> **Exercise input**
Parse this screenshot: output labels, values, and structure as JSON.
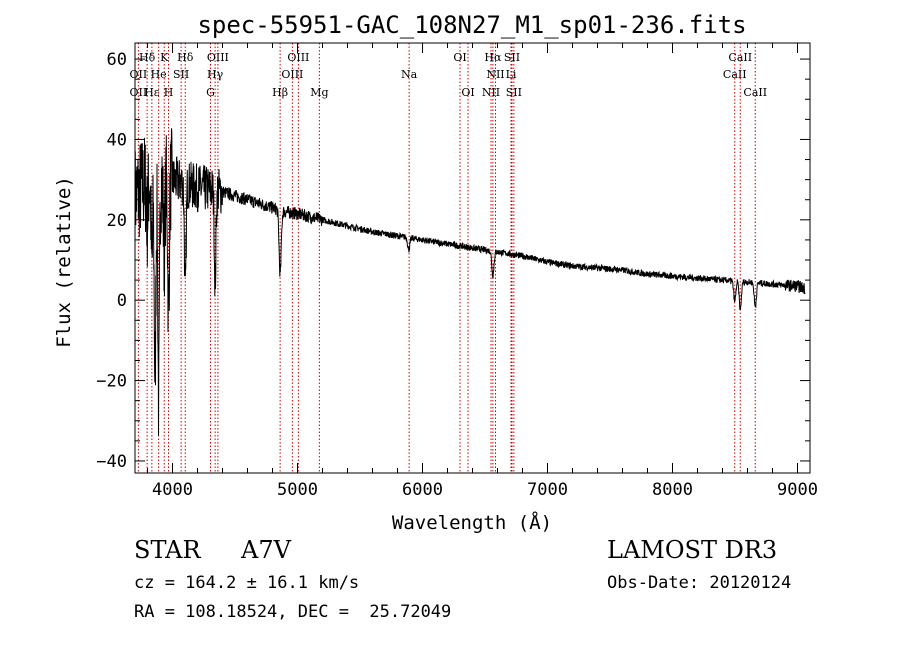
{
  "chart_data": {
    "type": "line",
    "title": "spec-55951-GAC_108N27_M1_sp01-236.fits",
    "xlabel": "Wavelength (Å)",
    "ylabel": "Flux (relative)",
    "xlim": [
      3700,
      9100
    ],
    "ylim": [
      -43,
      64
    ],
    "x_ticks": [
      4000,
      5000,
      6000,
      7000,
      8000,
      9000
    ],
    "y_ticks": [
      -40,
      -20,
      0,
      20,
      40,
      60
    ],
    "series": [
      {
        "name": "flux",
        "x": [
          3700,
          3800,
          3900,
          4000,
          4100,
          4200,
          4300,
          4400,
          4500,
          4600,
          4700,
          4800,
          4900,
          5000,
          5200,
          5400,
          5600,
          5800,
          6000,
          6200,
          6400,
          6600,
          6800,
          7000,
          7200,
          7400,
          7600,
          7800,
          8000,
          8200,
          8400,
          8600,
          8800,
          9000,
          9060
        ],
        "y": [
          26,
          30,
          30,
          30,
          29,
          28,
          27.5,
          27,
          26,
          25,
          24,
          23,
          22,
          21.5,
          20,
          18.5,
          17,
          16,
          15,
          14,
          13,
          12,
          11,
          9.5,
          8.5,
          8,
          7.5,
          6.5,
          6,
          5.5,
          5,
          4.5,
          4,
          3.5,
          3
        ]
      }
    ],
    "absorption_features": [
      {
        "x": 3798,
        "depth": 10
      },
      {
        "x": 3835,
        "depth": 22
      },
      {
        "x": 3860,
        "depth": 50
      },
      {
        "x": 3889,
        "depth": 55
      },
      {
        "x": 3933,
        "depth": 18
      },
      {
        "x": 3968,
        "depth": 32
      },
      {
        "x": 4102,
        "depth": 28
      },
      {
        "x": 4341,
        "depth": 23
      },
      {
        "x": 4861,
        "depth": 16
      },
      {
        "x": 5890,
        "depth": 3
      },
      {
        "x": 6563,
        "depth": 6
      },
      {
        "x": 8498,
        "depth": 5
      },
      {
        "x": 8542,
        "depth": 7
      },
      {
        "x": 8662,
        "depth": 6
      }
    ],
    "lines": [
      {
        "label": "Hδ",
        "x": 3797,
        "row": 0
      },
      {
        "label": "K",
        "x": 3934,
        "row": 0
      },
      {
        "label": "Hδ",
        "x": 4102,
        "row": 0
      },
      {
        "label": "OIII",
        "x": 4363,
        "row": 0
      },
      {
        "label": "OIII",
        "x": 5007,
        "row": 0
      },
      {
        "label": "OI",
        "x": 6300,
        "row": 0
      },
      {
        "label": "Hα",
        "x": 6563,
        "row": 0
      },
      {
        "label": "SII",
        "x": 6716,
        "row": 0
      },
      {
        "label": "CaII",
        "x": 8542,
        "row": 0
      },
      {
        "label": "OII",
        "x": 3727,
        "row": 1
      },
      {
        "label": "He",
        "x": 3889,
        "row": 1
      },
      {
        "label": "SII",
        "x": 4069,
        "row": 1
      },
      {
        "label": "Hγ",
        "x": 4341,
        "row": 1
      },
      {
        "label": "OIII",
        "x": 4959,
        "row": 1
      },
      {
        "label": "Na",
        "x": 5893,
        "row": 1
      },
      {
        "label": "NII",
        "x": 6584,
        "row": 1
      },
      {
        "label": "Li",
        "x": 6708,
        "row": 1
      },
      {
        "label": "CaII",
        "x": 8498,
        "row": 1
      },
      {
        "label": "OII",
        "x": 3727,
        "row": 2
      },
      {
        "label": "Hε",
        "x": 3835,
        "row": 2
      },
      {
        "label": "H",
        "x": 3968,
        "row": 2
      },
      {
        "label": "G",
        "x": 4304,
        "row": 2
      },
      {
        "label": "Hβ",
        "x": 4861,
        "row": 2
      },
      {
        "label": "Mg",
        "x": 5175,
        "row": 2
      },
      {
        "label": "OI",
        "x": 6364,
        "row": 2
      },
      {
        "label": "NII",
        "x": 6548,
        "row": 2
      },
      {
        "label": "SII",
        "x": 6731,
        "row": 2
      },
      {
        "label": "CaII",
        "x": 8662,
        "row": 2
      }
    ],
    "marker_lines_x": [
      3727,
      3797,
      3835,
      3889,
      3934,
      3968,
      4069,
      4102,
      4304,
      4341,
      4363,
      4861,
      4959,
      5007,
      5175,
      5893,
      6300,
      6364,
      6548,
      6563,
      6584,
      6708,
      6716,
      6731,
      8498,
      8542,
      8662
    ],
    "colors": {
      "spectrum": "#000000",
      "marker": "#cc0000",
      "axis": "#000000",
      "background": "#ffffff"
    }
  },
  "info": {
    "object_class": "STAR",
    "subclass": "A7V",
    "survey": "LAMOST DR3",
    "redshift": "cz = 164.2 ± 16.1 km/s",
    "obs_date": "Obs-Date: 20120124",
    "coords": "RA = 108.18524, DEC =  25.72049"
  }
}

> **Do this**
Omit the images and transcribe all of the records above word for word.

> **Output**
Parse this screenshot: output labels, values, and structure as JSON.
{
  "chart_data": {
    "type": "line",
    "title": "spec-55951-GAC_108N27_M1_sp01-236.fits",
    "xlabel": "Wavelength (Å)",
    "ylabel": "Flux (relative)",
    "xlim": [
      3700,
      9100
    ],
    "ylim": [
      -43,
      64
    ],
    "x_ticks": [
      4000,
      5000,
      6000,
      7000,
      8000,
      9000
    ],
    "y_ticks": [
      -40,
      -20,
      0,
      20,
      40,
      60
    ],
    "series": [
      {
        "name": "flux",
        "x": [
          3700,
          3800,
          3900,
          4000,
          4100,
          4200,
          4300,
          4400,
          4500,
          4600,
          4700,
          4800,
          4900,
          5000,
          5200,
          5400,
          5600,
          5800,
          6000,
          6200,
          6400,
          6600,
          6800,
          7000,
          7200,
          7400,
          7600,
          7800,
          8000,
          8200,
          8400,
          8600,
          8800,
          9000,
          9060
        ],
        "y": [
          26,
          30,
          30,
          30,
          29,
          28,
          27.5,
          27,
          26,
          25,
          24,
          23,
          22,
          21.5,
          20,
          18.5,
          17,
          16,
          15,
          14,
          13,
          12,
          11,
          9.5,
          8.5,
          8,
          7.5,
          6.5,
          6,
          5.5,
          5,
          4.5,
          4,
          3.5,
          3
        ]
      }
    ],
    "absorption_features": [
      {
        "x": 3798,
        "depth": 10
      },
      {
        "x": 3835,
        "depth": 22
      },
      {
        "x": 3860,
        "depth": 50
      },
      {
        "x": 3889,
        "depth": 55
      },
      {
        "x": 3933,
        "depth": 18
      },
      {
        "x": 3968,
        "depth": 32
      },
      {
        "x": 4102,
        "depth": 28
      },
      {
        "x": 4341,
        "depth": 23
      },
      {
        "x": 4861,
        "depth": 16
      },
      {
        "x": 5890,
        "depth": 3
      },
      {
        "x": 6563,
        "depth": 6
      },
      {
        "x": 8498,
        "depth": 5
      },
      {
        "x": 8542,
        "depth": 7
      },
      {
        "x": 8662,
        "depth": 6
      }
    ],
    "lines": [
      {
        "label": "Hδ",
        "x": 3797,
        "row": 0
      },
      {
        "label": "K",
        "x": 3934,
        "row": 0
      },
      {
        "label": "Hδ",
        "x": 4102,
        "row": 0
      },
      {
        "label": "OIII",
        "x": 4363,
        "row": 0
      },
      {
        "label": "OIII",
        "x": 5007,
        "row": 0
      },
      {
        "label": "OI",
        "x": 6300,
        "row": 0
      },
      {
        "label": "Hα",
        "x": 6563,
        "row": 0
      },
      {
        "label": "SII",
        "x": 6716,
        "row": 0
      },
      {
        "label": "CaII",
        "x": 8542,
        "row": 0
      },
      {
        "label": "OII",
        "x": 3727,
        "row": 1
      },
      {
        "label": "He",
        "x": 3889,
        "row": 1
      },
      {
        "label": "SII",
        "x": 4069,
        "row": 1
      },
      {
        "label": "Hγ",
        "x": 4341,
        "row": 1
      },
      {
        "label": "OIII",
        "x": 4959,
        "row": 1
      },
      {
        "label": "Na",
        "x": 5893,
        "row": 1
      },
      {
        "label": "NII",
        "x": 6584,
        "row": 1
      },
      {
        "label": "Li",
        "x": 6708,
        "row": 1
      },
      {
        "label": "CaII",
        "x": 8498,
        "row": 1
      },
      {
        "label": "OII",
        "x": 3727,
        "row": 2
      },
      {
        "label": "Hε",
        "x": 3835,
        "row": 2
      },
      {
        "label": "H",
        "x": 3968,
        "row": 2
      },
      {
        "label": "G",
        "x": 4304,
        "row": 2
      },
      {
        "label": "Hβ",
        "x": 4861,
        "row": 2
      },
      {
        "label": "Mg",
        "x": 5175,
        "row": 2
      },
      {
        "label": "OI",
        "x": 6364,
        "row": 2
      },
      {
        "label": "NII",
        "x": 6548,
        "row": 2
      },
      {
        "label": "SII",
        "x": 6731,
        "row": 2
      },
      {
        "label": "CaII",
        "x": 8662,
        "row": 2
      }
    ],
    "marker_lines_x": [
      3727,
      3797,
      3835,
      3889,
      3934,
      3968,
      4069,
      4102,
      4304,
      4341,
      4363,
      4861,
      4959,
      5007,
      5175,
      5893,
      6300,
      6364,
      6548,
      6563,
      6584,
      6708,
      6716,
      6731,
      8498,
      8542,
      8662
    ],
    "colors": {
      "spectrum": "#000000",
      "marker": "#cc0000",
      "axis": "#000000",
      "background": "#ffffff"
    }
  },
  "info": {
    "object_class": "STAR",
    "subclass": "A7V",
    "survey": "LAMOST DR3",
    "redshift": "cz = 164.2 ± 16.1 km/s",
    "obs_date": "Obs-Date: 20120124",
    "coords": "RA = 108.18524, DEC =  25.72049"
  }
}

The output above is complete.